▶ [EXERCISE]:
Write each record again exactly as it stands.

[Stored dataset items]
========
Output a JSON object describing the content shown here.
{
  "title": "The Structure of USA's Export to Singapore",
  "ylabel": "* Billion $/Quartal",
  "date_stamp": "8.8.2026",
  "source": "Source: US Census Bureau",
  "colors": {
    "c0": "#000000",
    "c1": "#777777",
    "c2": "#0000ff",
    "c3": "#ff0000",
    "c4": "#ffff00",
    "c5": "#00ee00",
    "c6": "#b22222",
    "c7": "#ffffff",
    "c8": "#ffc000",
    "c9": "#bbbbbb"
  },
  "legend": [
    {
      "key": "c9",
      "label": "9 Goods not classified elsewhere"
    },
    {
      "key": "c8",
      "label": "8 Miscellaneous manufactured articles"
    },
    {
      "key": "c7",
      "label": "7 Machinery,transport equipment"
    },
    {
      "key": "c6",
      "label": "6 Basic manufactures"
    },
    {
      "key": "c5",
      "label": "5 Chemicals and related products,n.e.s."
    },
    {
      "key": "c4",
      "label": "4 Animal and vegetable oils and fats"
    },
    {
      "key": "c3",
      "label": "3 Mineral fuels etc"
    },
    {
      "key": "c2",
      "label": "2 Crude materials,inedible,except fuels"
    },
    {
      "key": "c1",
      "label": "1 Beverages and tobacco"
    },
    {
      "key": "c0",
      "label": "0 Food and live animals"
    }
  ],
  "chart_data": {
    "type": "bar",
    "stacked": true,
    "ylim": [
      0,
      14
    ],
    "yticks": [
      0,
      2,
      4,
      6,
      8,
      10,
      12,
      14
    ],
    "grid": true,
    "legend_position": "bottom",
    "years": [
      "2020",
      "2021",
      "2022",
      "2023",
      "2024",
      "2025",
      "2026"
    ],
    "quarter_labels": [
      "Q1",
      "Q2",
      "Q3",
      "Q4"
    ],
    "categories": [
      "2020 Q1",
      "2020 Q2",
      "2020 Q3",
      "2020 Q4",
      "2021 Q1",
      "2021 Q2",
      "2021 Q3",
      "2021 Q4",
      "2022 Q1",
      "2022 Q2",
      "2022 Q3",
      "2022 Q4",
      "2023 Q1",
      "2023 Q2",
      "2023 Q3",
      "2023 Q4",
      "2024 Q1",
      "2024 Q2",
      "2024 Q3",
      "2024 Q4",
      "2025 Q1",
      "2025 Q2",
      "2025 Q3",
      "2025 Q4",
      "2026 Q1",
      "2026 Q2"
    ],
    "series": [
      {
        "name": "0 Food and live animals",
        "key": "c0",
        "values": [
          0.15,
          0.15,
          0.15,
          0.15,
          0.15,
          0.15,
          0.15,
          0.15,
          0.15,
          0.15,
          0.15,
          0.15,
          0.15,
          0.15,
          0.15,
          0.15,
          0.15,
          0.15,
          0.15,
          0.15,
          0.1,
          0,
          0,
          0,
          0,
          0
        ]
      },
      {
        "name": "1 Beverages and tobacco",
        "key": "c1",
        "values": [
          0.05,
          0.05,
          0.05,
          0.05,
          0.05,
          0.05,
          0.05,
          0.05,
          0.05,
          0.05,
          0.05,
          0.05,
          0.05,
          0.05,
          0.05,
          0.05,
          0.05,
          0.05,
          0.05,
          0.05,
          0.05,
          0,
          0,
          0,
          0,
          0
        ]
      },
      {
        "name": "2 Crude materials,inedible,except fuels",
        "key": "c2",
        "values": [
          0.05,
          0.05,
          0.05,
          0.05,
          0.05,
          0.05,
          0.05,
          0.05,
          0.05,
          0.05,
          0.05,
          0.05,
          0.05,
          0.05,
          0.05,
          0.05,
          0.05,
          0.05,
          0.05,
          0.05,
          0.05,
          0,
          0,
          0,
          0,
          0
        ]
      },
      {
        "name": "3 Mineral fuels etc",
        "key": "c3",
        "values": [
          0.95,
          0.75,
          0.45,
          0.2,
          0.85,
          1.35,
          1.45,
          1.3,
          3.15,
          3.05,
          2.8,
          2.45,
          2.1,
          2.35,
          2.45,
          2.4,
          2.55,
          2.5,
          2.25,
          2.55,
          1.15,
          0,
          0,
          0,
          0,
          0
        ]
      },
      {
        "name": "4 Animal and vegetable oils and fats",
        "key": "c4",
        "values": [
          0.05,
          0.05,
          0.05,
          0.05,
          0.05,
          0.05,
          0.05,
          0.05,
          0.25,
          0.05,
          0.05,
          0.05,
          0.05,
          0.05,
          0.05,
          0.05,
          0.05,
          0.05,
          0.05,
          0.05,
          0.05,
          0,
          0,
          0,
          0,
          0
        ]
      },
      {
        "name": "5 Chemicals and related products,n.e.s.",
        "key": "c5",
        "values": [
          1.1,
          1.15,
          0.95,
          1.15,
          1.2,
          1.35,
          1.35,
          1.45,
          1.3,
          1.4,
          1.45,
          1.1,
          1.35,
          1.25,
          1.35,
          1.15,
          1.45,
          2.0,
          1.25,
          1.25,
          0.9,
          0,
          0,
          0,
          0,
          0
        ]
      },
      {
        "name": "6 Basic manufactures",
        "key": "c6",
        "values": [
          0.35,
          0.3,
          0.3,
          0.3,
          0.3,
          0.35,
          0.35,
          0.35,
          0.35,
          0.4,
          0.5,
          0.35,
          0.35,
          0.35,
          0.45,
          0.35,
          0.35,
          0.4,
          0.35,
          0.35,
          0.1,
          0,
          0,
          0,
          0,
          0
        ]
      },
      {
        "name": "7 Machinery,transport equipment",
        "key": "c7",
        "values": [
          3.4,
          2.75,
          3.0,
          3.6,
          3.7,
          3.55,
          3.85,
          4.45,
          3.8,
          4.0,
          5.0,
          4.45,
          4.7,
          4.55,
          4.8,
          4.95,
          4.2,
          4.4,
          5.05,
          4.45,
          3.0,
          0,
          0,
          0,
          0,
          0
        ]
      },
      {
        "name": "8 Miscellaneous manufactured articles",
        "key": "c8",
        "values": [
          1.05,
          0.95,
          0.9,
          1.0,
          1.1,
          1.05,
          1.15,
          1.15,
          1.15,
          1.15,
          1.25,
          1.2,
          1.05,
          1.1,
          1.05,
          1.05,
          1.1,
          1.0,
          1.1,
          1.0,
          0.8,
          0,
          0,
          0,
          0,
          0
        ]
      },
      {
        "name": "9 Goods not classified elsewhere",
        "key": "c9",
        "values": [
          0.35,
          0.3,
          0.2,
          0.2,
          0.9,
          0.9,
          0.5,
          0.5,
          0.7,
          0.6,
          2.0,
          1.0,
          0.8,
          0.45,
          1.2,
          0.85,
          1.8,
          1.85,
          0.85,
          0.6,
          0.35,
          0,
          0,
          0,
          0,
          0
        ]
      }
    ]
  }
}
========
▶ [EXERCISE RESULT]:
Output a JSON object describing the content shown here.
{
  "title": "The Structure of USA's Export to Singapore",
  "ylabel": "* Billion $/Quartal",
  "date_stamp": "8.8.2026",
  "source": "Source: US Census Bureau",
  "colors": {
    "c0": "#000000",
    "c1": "#777777",
    "c2": "#0000ff",
    "c3": "#ff0000",
    "c4": "#ffff00",
    "c5": "#00ee00",
    "c6": "#b22222",
    "c7": "#ffffff",
    "c8": "#ffc000",
    "c9": "#bbbbbb"
  },
  "legend": [
    {
      "key": "c9",
      "label": "9 Goods not classified elsewhere"
    },
    {
      "key": "c8",
      "label": "8 Miscellaneous manufactured articles"
    },
    {
      "key": "c7",
      "label": "7 Machinery,transport equipment"
    },
    {
      "key": "c6",
      "label": "6 Basic manufactures"
    },
    {
      "key": "c5",
      "label": "5 Chemicals and related products,n.e.s."
    },
    {
      "key": "c4",
      "label": "4 Animal and vegetable oils and fats"
    },
    {
      "key": "c3",
      "label": "3 Mineral fuels etc"
    },
    {
      "key": "c2",
      "label": "2 Crude materials,inedible,except fuels"
    },
    {
      "key": "c1",
      "label": "1 Beverages and tobacco"
    },
    {
      "key": "c0",
      "label": "0 Food and live animals"
    }
  ],
  "chart_data": {
    "type": "bar",
    "stacked": true,
    "ylim": [
      0,
      14
    ],
    "yticks": [
      0,
      2,
      4,
      6,
      8,
      10,
      12,
      14
    ],
    "grid": true,
    "legend_position": "bottom",
    "years": [
      "2020",
      "2021",
      "2022",
      "2023",
      "2024",
      "2025",
      "2026"
    ],
    "quarter_labels": [
      "Q1",
      "Q2",
      "Q3",
      "Q4"
    ],
    "categories": [
      "2020 Q1",
      "2020 Q2",
      "2020 Q3",
      "2020 Q4",
      "2021 Q1",
      "2021 Q2",
      "2021 Q3",
      "2021 Q4",
      "2022 Q1",
      "2022 Q2",
      "2022 Q3",
      "2022 Q4",
      "2023 Q1",
      "2023 Q2",
      "2023 Q3",
      "2023 Q4",
      "2024 Q1",
      "2024 Q2",
      "2024 Q3",
      "2024 Q4",
      "2025 Q1",
      "2025 Q2",
      "2025 Q3",
      "2025 Q4",
      "2026 Q1",
      "2026 Q2"
    ],
    "series": [
      {
        "name": "0 Food and live animals",
        "key": "c0",
        "values": [
          0.15,
          0.15,
          0.15,
          0.15,
          0.15,
          0.15,
          0.15,
          0.15,
          0.15,
          0.15,
          0.15,
          0.15,
          0.15,
          0.15,
          0.15,
          0.15,
          0.15,
          0.15,
          0.15,
          0.15,
          0.1,
          0,
          0,
          0,
          0,
          0
        ]
      },
      {
        "name": "1 Beverages and tobacco",
        "key": "c1",
        "values": [
          0.05,
          0.05,
          0.05,
          0.05,
          0.05,
          0.05,
          0.05,
          0.05,
          0.05,
          0.05,
          0.05,
          0.05,
          0.05,
          0.05,
          0.05,
          0.05,
          0.05,
          0.05,
          0.05,
          0.05,
          0.05,
          0,
          0,
          0,
          0,
          0
        ]
      },
      {
        "name": "2 Crude materials,inedible,except fuels",
        "key": "c2",
        "values": [
          0.05,
          0.05,
          0.05,
          0.05,
          0.05,
          0.05,
          0.05,
          0.05,
          0.05,
          0.05,
          0.05,
          0.05,
          0.05,
          0.05,
          0.05,
          0.05,
          0.05,
          0.05,
          0.05,
          0.05,
          0.05,
          0,
          0,
          0,
          0,
          0
        ]
      },
      {
        "name": "3 Mineral fuels etc",
        "key": "c3",
        "values": [
          0.95,
          0.75,
          0.45,
          0.2,
          0.85,
          1.35,
          1.45,
          1.3,
          3.15,
          3.05,
          2.8,
          2.45,
          2.1,
          2.35,
          2.45,
          2.4,
          2.55,
          2.5,
          2.25,
          2.55,
          1.15,
          0,
          0,
          0,
          0,
          0
        ]
      },
      {
        "name": "4 Animal and vegetable oils and fats",
        "key": "c4",
        "values": [
          0.05,
          0.05,
          0.05,
          0.05,
          0.05,
          0.05,
          0.05,
          0.05,
          0.25,
          0.05,
          0.05,
          0.05,
          0.05,
          0.05,
          0.05,
          0.05,
          0.05,
          0.05,
          0.05,
          0.05,
          0.05,
          0,
          0,
          0,
          0,
          0
        ]
      },
      {
        "name": "5 Chemicals and related products,n.e.s.",
        "key": "c5",
        "values": [
          1.1,
          1.15,
          0.95,
          1.15,
          1.2,
          1.35,
          1.35,
          1.45,
          1.3,
          1.4,
          1.45,
          1.1,
          1.35,
          1.25,
          1.35,
          1.15,
          1.45,
          2.0,
          1.25,
          1.25,
          0.9,
          0,
          0,
          0,
          0,
          0
        ]
      },
      {
        "name": "6 Basic manufactures",
        "key": "c6",
        "values": [
          0.35,
          0.3,
          0.3,
          0.3,
          0.3,
          0.35,
          0.35,
          0.35,
          0.35,
          0.4,
          0.5,
          0.35,
          0.35,
          0.35,
          0.45,
          0.35,
          0.35,
          0.4,
          0.35,
          0.35,
          0.1,
          0,
          0,
          0,
          0,
          0
        ]
      },
      {
        "name": "7 Machinery,transport equipment",
        "key": "c7",
        "values": [
          3.4,
          2.75,
          3.0,
          3.6,
          3.7,
          3.55,
          3.85,
          4.45,
          3.8,
          4.0,
          5.0,
          4.45,
          4.7,
          4.55,
          4.8,
          4.95,
          4.2,
          4.4,
          5.05,
          4.45,
          3.0,
          0,
          0,
          0,
          0,
          0
        ]
      },
      {
        "name": "8 Miscellaneous manufactured articles",
        "key": "c8",
        "values": [
          1.05,
          0.95,
          0.9,
          1.0,
          1.1,
          1.05,
          1.15,
          1.15,
          1.15,
          1.15,
          1.25,
          1.2,
          1.05,
          1.1,
          1.05,
          1.05,
          1.1,
          1.0,
          1.1,
          1.0,
          0.8,
          0,
          0,
          0,
          0,
          0
        ]
      },
      {
        "name": "9 Goods not classified elsewhere",
        "key": "c9",
        "values": [
          0.35,
          0.3,
          0.2,
          0.2,
          0.9,
          0.9,
          0.5,
          0.5,
          0.7,
          0.6,
          2.0,
          1.0,
          0.8,
          0.45,
          1.2,
          0.85,
          1.8,
          1.85,
          0.85,
          0.6,
          0.35,
          0,
          0,
          0,
          0,
          0
        ]
      }
    ]
  }
}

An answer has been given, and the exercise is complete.